■ RECORDED DATA:
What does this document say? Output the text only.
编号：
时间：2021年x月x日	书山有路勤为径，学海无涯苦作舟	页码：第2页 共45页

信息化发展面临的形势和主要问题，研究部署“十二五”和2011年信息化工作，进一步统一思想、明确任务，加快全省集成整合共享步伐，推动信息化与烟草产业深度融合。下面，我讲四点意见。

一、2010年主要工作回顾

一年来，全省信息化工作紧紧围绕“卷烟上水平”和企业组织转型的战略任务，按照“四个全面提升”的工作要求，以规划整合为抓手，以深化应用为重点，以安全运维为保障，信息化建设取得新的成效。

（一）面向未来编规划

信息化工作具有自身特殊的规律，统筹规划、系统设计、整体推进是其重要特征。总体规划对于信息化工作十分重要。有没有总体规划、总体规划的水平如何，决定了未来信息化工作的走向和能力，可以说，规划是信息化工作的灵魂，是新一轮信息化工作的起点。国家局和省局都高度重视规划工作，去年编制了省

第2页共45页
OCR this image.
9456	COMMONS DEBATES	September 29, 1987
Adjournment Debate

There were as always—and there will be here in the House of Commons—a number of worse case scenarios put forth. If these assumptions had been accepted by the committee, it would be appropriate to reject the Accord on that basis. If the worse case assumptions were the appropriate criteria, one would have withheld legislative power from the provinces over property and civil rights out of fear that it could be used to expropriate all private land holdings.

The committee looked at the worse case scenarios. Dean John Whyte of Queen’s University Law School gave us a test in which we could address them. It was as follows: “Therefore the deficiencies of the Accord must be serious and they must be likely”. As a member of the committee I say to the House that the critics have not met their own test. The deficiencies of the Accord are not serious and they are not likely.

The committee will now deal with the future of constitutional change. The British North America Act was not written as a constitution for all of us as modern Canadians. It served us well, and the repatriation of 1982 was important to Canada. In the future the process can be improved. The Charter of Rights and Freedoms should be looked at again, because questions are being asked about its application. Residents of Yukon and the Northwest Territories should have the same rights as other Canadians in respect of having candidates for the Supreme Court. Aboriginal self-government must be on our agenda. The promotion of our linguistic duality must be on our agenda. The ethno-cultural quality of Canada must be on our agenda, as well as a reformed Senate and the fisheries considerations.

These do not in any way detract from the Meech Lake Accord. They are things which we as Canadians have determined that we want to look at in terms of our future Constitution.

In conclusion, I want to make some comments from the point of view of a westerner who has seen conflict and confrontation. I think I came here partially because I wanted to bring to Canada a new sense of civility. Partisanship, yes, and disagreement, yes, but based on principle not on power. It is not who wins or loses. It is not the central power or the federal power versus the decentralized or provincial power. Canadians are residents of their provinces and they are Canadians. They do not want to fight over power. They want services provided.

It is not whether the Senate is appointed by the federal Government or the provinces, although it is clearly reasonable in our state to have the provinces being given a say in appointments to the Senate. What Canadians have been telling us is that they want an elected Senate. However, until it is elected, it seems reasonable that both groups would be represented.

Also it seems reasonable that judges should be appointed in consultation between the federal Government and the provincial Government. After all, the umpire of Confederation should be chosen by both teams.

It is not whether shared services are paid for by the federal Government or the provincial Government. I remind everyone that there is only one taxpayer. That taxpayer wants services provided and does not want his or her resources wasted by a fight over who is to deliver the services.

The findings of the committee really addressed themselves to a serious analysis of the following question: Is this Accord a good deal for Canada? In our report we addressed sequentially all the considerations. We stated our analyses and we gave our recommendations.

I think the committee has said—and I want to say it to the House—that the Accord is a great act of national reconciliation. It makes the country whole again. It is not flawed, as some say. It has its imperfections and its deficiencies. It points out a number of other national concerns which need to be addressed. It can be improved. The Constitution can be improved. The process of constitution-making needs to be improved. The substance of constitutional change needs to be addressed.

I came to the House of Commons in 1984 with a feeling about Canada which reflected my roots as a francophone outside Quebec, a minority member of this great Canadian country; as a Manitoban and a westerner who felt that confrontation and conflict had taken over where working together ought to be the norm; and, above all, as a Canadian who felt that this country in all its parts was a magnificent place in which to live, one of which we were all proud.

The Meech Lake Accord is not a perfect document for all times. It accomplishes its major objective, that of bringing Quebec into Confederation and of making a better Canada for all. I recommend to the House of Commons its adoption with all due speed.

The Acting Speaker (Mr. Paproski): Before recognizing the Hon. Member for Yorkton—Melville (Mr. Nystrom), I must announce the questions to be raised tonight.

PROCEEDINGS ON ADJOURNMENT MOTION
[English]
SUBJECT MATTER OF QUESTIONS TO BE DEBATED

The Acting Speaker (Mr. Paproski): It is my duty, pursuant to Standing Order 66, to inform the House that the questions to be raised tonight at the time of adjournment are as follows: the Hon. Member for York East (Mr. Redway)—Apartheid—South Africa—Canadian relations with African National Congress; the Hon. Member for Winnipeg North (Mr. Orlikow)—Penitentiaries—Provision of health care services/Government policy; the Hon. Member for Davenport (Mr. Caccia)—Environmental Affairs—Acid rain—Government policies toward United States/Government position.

■ THE TASK:
How many lines in the listing above contain the string "reasonable"? Answer with the number only.

■ RESULT FOR THIS EXERCISE:
2